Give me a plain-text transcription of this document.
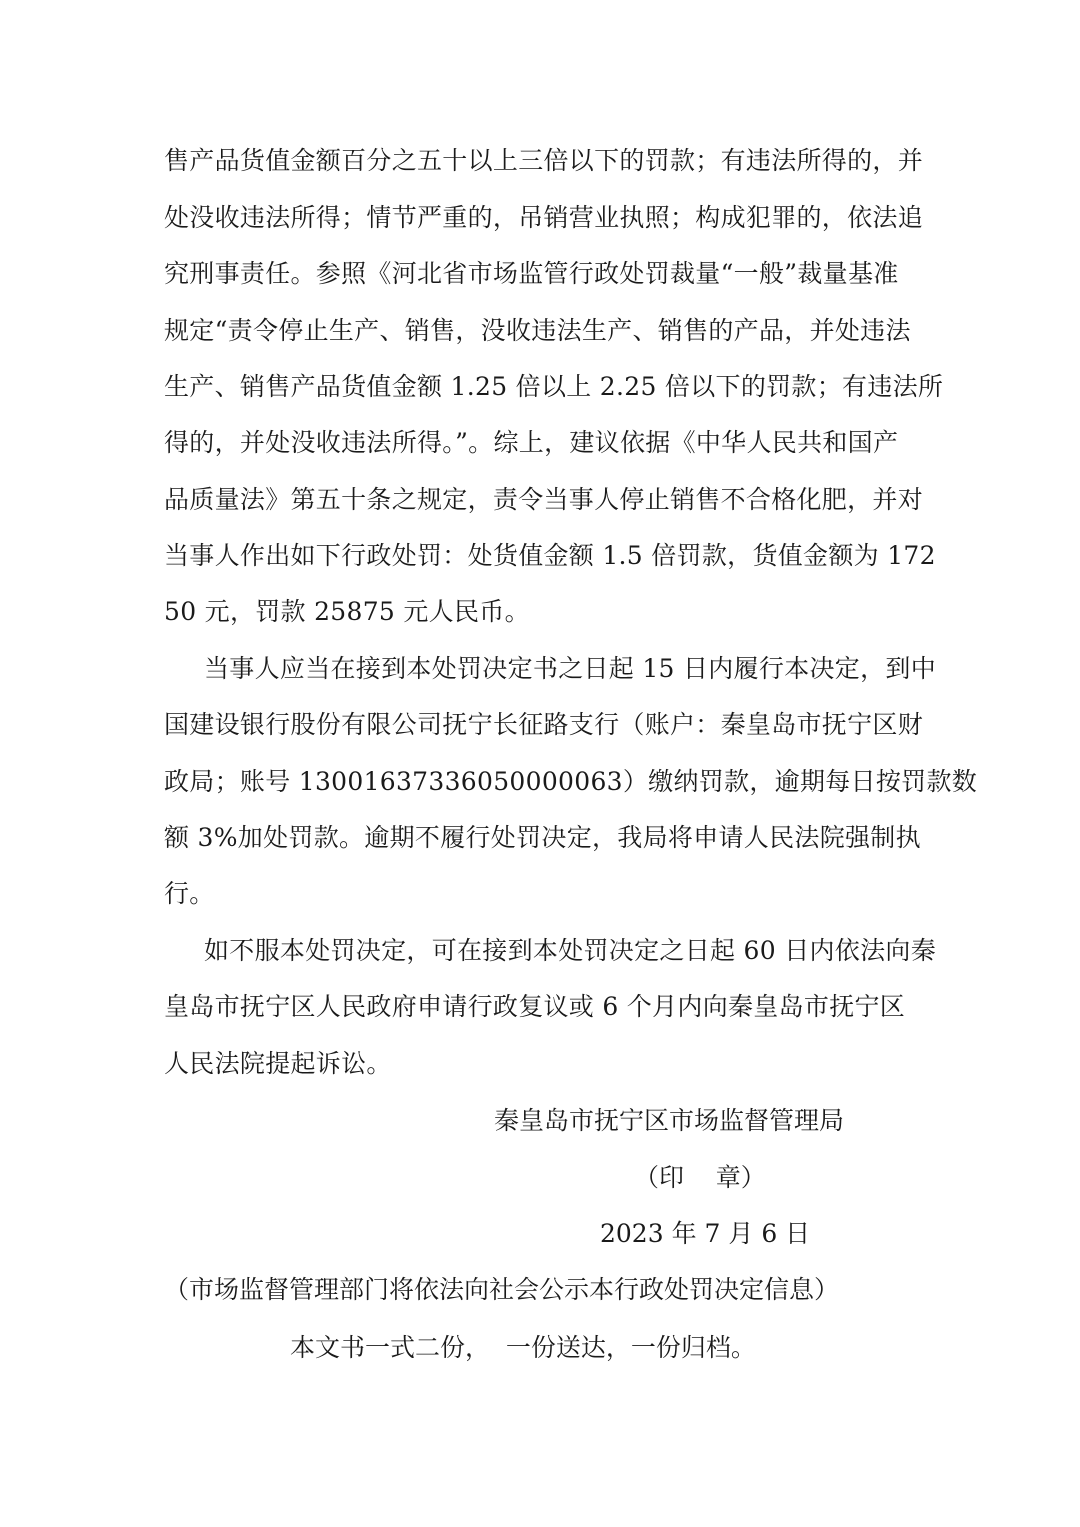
售产品货值金额百分之五十以上三倍以下的罚款；有违法所得的，并
处没收违法所得；情节严重的，吊销营业执照；构成犯罪的，依法追
究刑事责任。参照《河北省市场监管行政处罚裁量“一般”裁量基准
规定“责令停止生产、销售，没收违法生产、销售的产品，并处违法
生产、销售产品货值金额 1.25 倍以上 2.25 倍以下的罚款；有违法所
得的，并处没收违法所得。”。综上，建议依据《中华人民共和国产
品质量法》第五十条之规定，责令当事人停止销售不合格化肥，并对
当事人作出如下行政处罚：处货值金额 1.5 倍罚款，货值金额为 172
50 元，罚款 25875 元人民币。
当事人应当在接到本处罚决定书之日起 15 日内履行本决定，到中
国建设银行股份有限公司抚宁长征路支行（账户：秦皇岛市抚宁区财
政局；账号 13001637336050000063）缴纳罚款，逾期每日按罚款数
额 3%加处罚款。逾期不履行处罚决定，我局将申请人民法院强制执
行。
如不服本处罚决定，可在接到本处罚决定之日起 60 日内依法向秦
皇岛市抚宁区人民政府申请行政复议或 6 个月内向秦皇岛市抚宁区
人民法院提起诉讼。
秦皇岛市抚宁区市场监督管理局
（印    章）
2023 年 7 月 6 日
（市场监督管理部门将依法向社会公示本行政处罚决定信息）
本文书一式二份，  一份送达，一份归档。
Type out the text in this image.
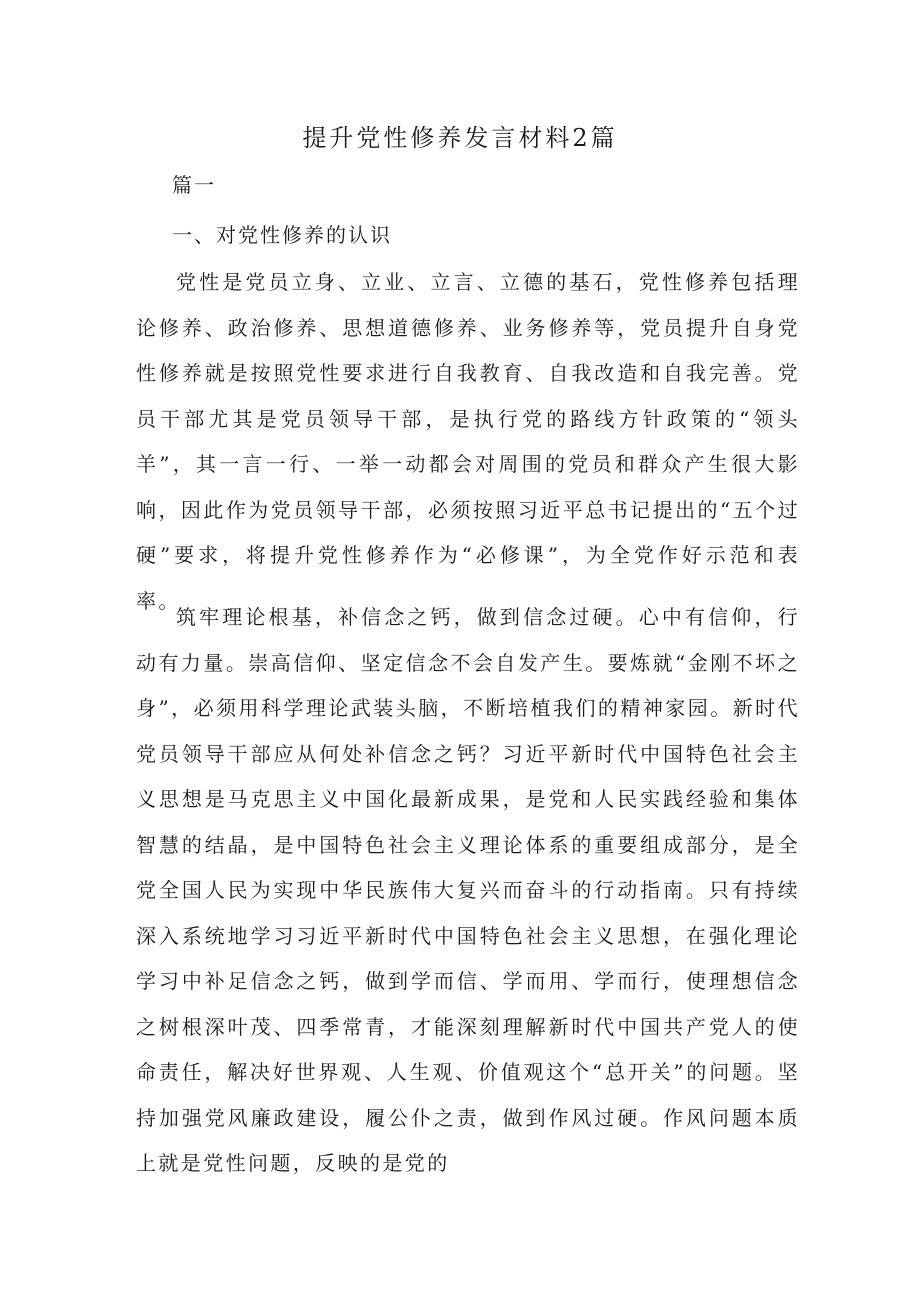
提升党性修养发言材料2篇

篇一

一、对党性修养的认识

党性是党员立身、立业、立言、立德的基石，党性修养包括理论修养、政治修养、思想道德修养、业务修养等，党员提升自身党性修养就是按照党性要求进行自我教育、自我改造和自我完善。党员干部尤其是党员领导干部，是执行党的路线方针政策的“领头羊”，其一言一行、一举一动都会对周围的党员和群众产生很大影响，因此作为党员领导干部，必须按照习近平总书记提出的“五个过硬”要求，将提升党性修养作为“必修课”，为全党作好示范和表率。

筑牢理论根基，补信念之钙，做到信念过硬。心中有信仰，行动有力量。崇高信仰、坚定信念不会自发产生。要炼就“金刚不坏之身”，必须用科学理论武装头脑，不断培植我们的精神家园。新时代党员领导干部应从何处补信念之钙？习近平新时代中国特色社会主义思想是马克思主义中国化最新成果，是党和人民实践经验和集体智慧的结晶，是中国特色社会主义理论体系的重要组成部分，是全党全国人民为实现中华民族伟大复兴而奋斗的行动指南。只有持续深入系统地学习习近平新时代中国特色社会主义思想，在强化理论学习中补足信念之钙，做到学而信、学而用、学而行，使理想信念之树根深叶茂、四季常青，才能深刻理解新时代中国共产党人的使命责任，解决好世界观、人生观、价值观这个“总开关”的问题。坚持加强党风廉政建设，履公仆之责，做到作风过硬。作风问题本质上就是党性问题，反映的是党的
----
In your copy, leave out the pictures and reproduce the material above exactly.

Give me a plain-text transcription of this document.
售产品货值金额百分之五十以上三倍以下的罚款；有违法所得的，并
处没收违法所得；情节严重的，吊销营业执照；构成犯罪的，依法追
究刑事责任。参照《河北省市场监管行政处罚裁量“一般”裁量基准
规定“责令停止生产、销售，没收违法生产、销售的产品，并处违法
生产、销售产品货值金额 1.25 倍以上 2.25 倍以下的罚款；有违法所
得的，并处没收违法所得。”。综上，建议依据《中华人民共和国产
品质量法》第五十条之规定，责令当事人停止销售不合格化肥，并对
当事人作出如下行政处罚：处货值金额 1.5 倍罚款，货值金额为 172
50 元，罚款 25875 元人民币。
当事人应当在接到本处罚决定书之日起 15 日内履行本决定，到中
国建设银行股份有限公司抚宁长征路支行（账户：秦皇岛市抚宁区财
政局；账号 13001637336050000063）缴纳罚款，逾期每日按罚款数
额 3%加处罚款。逾期不履行处罚决定，我局将申请人民法院强制执
行。
如不服本处罚决定，可在接到本处罚决定之日起 60 日内依法向秦
皇岛市抚宁区人民政府申请行政复议或 6 个月内向秦皇岛市抚宁区
人民法院提起诉讼。
秦皇岛市抚宁区市场监督管理局
（印    章）
2023 年 7 月 6 日
（市场监督管理部门将依法向社会公示本行政处罚决定信息）
本文书一式二份，  一份送达，一份归档。
Type out the text in this image.
提升党性修养发言材料2篇

篇一

一、对党性修养的认识

党性是党员立身、立业、立言、立德的基石，党性修养包括理论修养、政治修养、思想道德修养、业务修养等，党员提升自身党性修养就是按照党性要求进行自我教育、自我改造和自我完善。党员干部尤其是党员领导干部，是执行党的路线方针政策的“领头羊”，其一言一行、一举一动都会对周围的党员和群众产生很大影响，因此作为党员领导干部，必须按照习近平总书记提出的“五个过硬”要求，将提升党性修养作为“必修课”，为全党作好示范和表率。

筑牢理论根基，补信念之钙，做到信念过硬。心中有信仰，行动有力量。崇高信仰、坚定信念不会自发产生。要炼就“金刚不坏之身”，必须用科学理论武装头脑，不断培植我们的精神家园。新时代党员领导干部应从何处补信念之钙？习近平新时代中国特色社会主义思想是马克思主义中国化最新成果，是党和人民实践经验和集体智慧的结晶，是中国特色社会主义理论体系的重要组成部分，是全党全国人民为实现中华民族伟大复兴而奋斗的行动指南。只有持续深入系统地学习习近平新时代中国特色社会主义思想，在强化理论学习中补足信念之钙，做到学而信、学而用、学而行，使理想信念之树根深叶茂、四季常青，才能深刻理解新时代中国共产党人的使命责任，解决好世界观、人生观、价值观这个“总开关”的问题。坚持加强党风廉政建设，履公仆之责，做到作风过硬。作风问题本质上就是党性问题，反映的是党的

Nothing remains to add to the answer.